[Collection entries]
::::

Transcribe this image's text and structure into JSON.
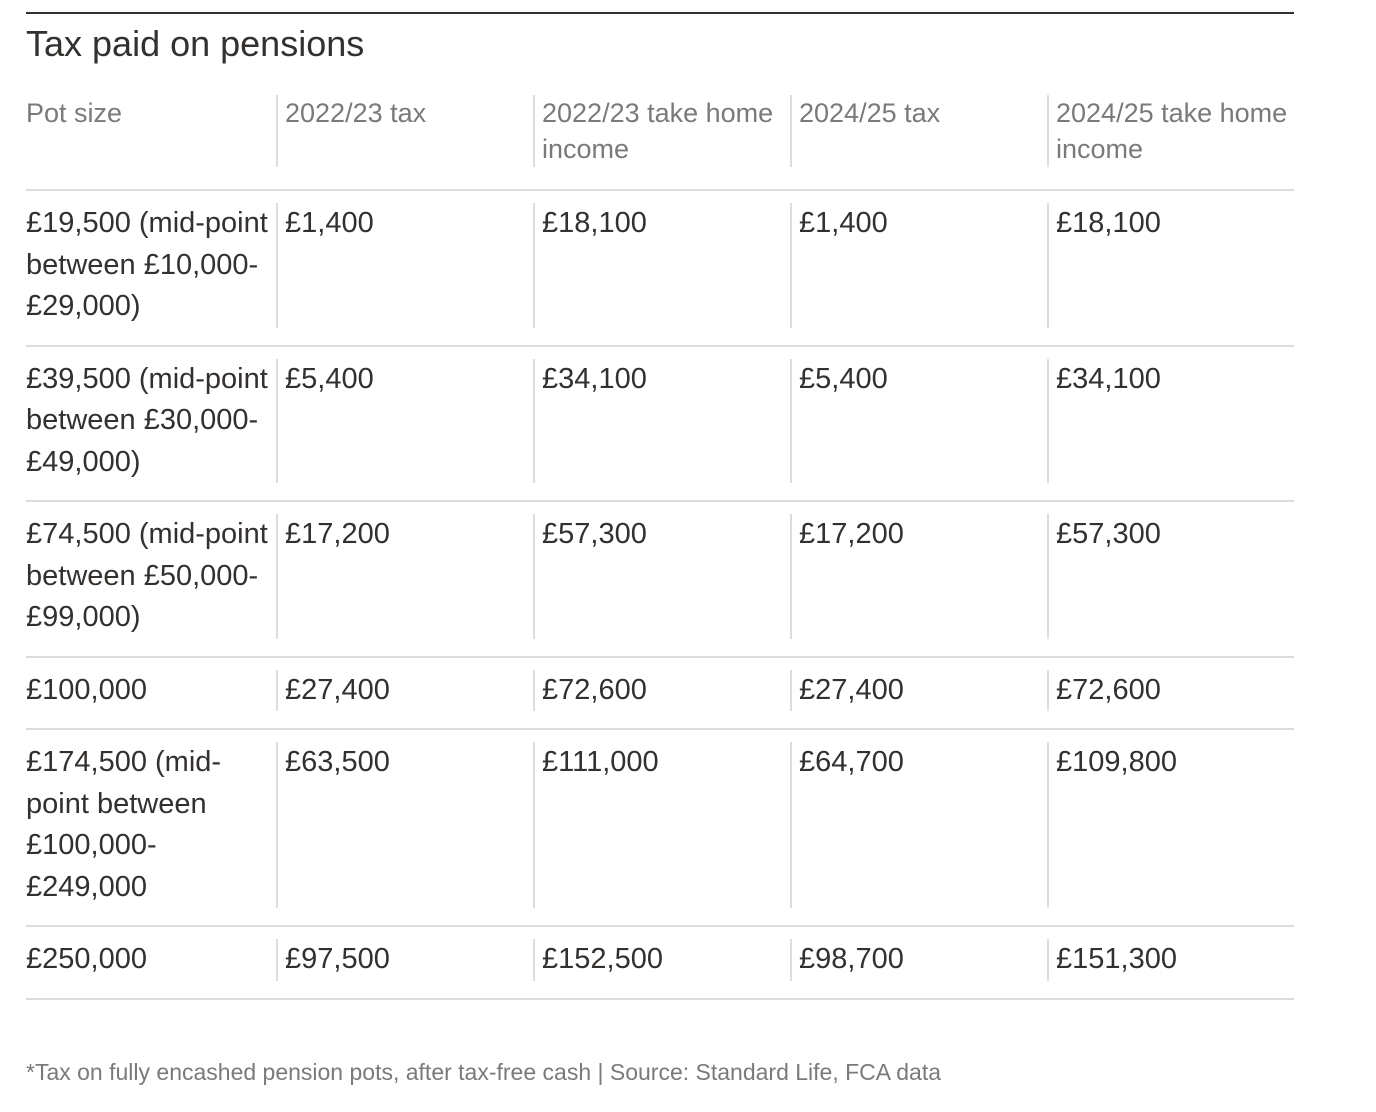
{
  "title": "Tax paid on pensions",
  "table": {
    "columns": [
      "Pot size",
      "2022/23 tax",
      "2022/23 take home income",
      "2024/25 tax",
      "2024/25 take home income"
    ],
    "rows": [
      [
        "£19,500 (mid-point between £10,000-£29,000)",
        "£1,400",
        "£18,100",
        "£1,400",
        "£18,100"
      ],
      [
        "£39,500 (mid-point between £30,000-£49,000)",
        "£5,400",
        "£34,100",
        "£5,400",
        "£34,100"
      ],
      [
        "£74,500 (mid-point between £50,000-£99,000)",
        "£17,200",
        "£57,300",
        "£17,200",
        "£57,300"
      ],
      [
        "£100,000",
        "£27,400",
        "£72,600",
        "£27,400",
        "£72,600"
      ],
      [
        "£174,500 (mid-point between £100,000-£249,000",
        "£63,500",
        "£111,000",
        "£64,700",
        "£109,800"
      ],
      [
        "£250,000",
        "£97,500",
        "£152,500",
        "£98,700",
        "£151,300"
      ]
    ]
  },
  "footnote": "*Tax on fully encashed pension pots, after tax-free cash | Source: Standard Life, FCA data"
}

::::

# Problem details:
Without the pictures, reproduce every line of the records above exactly.

# Written solution:
Transcribe this image's text and structure into JSON.
{
  "title": "Tax paid on pensions",
  "table": {
    "columns": [
      "Pot size",
      "2022/23 tax",
      "2022/23 take home income",
      "2024/25 tax",
      "2024/25 take home income"
    ],
    "rows": [
      [
        "£19,500 (mid-point between £10,000-£29,000)",
        "£1,400",
        "£18,100",
        "£1,400",
        "£18,100"
      ],
      [
        "£39,500 (mid-point between £30,000-£49,000)",
        "£5,400",
        "£34,100",
        "£5,400",
        "£34,100"
      ],
      [
        "£74,500 (mid-point between £50,000-£99,000)",
        "£17,200",
        "£57,300",
        "£17,200",
        "£57,300"
      ],
      [
        "£100,000",
        "£27,400",
        "£72,600",
        "£27,400",
        "£72,600"
      ],
      [
        "£174,500 (mid-point between £100,000-£249,000",
        "£63,500",
        "£111,000",
        "£64,700",
        "£109,800"
      ],
      [
        "£250,000",
        "£97,500",
        "£152,500",
        "£98,700",
        "£151,300"
      ]
    ]
  },
  "footnote": "*Tax on fully encashed pension pots, after tax-free cash | Source: Standard Life, FCA data"
}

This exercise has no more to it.